▶ _Instructions to follow_:
Return only the number of lines holding the word "house".

▶ _Data section_:

--

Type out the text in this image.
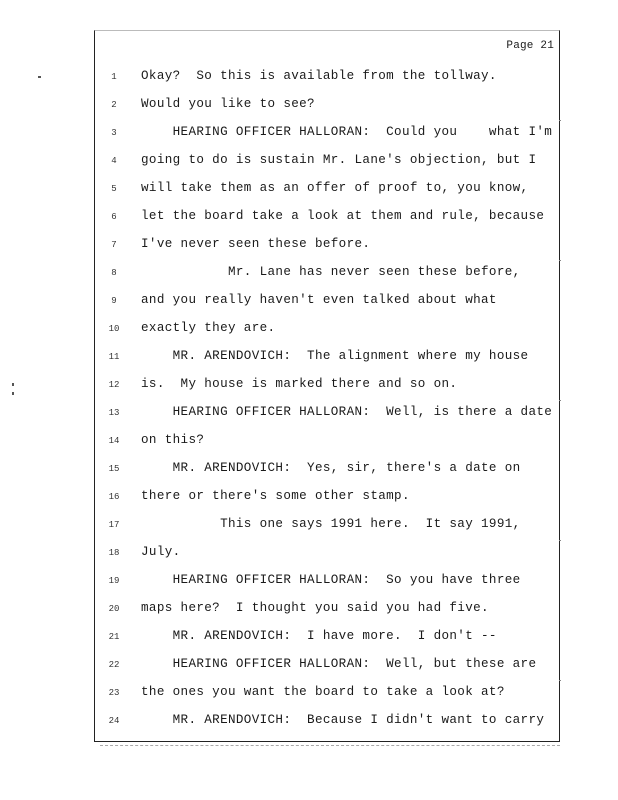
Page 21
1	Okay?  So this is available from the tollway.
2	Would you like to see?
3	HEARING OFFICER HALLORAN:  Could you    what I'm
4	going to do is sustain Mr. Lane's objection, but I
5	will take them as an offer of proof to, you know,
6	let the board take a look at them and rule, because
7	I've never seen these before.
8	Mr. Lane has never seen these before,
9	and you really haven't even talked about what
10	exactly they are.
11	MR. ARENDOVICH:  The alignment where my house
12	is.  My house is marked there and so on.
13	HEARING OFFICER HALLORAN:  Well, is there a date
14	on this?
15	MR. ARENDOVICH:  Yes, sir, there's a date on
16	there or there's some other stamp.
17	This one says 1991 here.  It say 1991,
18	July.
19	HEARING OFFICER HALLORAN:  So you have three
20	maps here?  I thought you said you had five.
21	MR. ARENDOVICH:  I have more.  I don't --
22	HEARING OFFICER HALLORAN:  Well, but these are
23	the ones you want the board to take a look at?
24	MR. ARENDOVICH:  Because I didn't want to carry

--

▶ _Output_:
2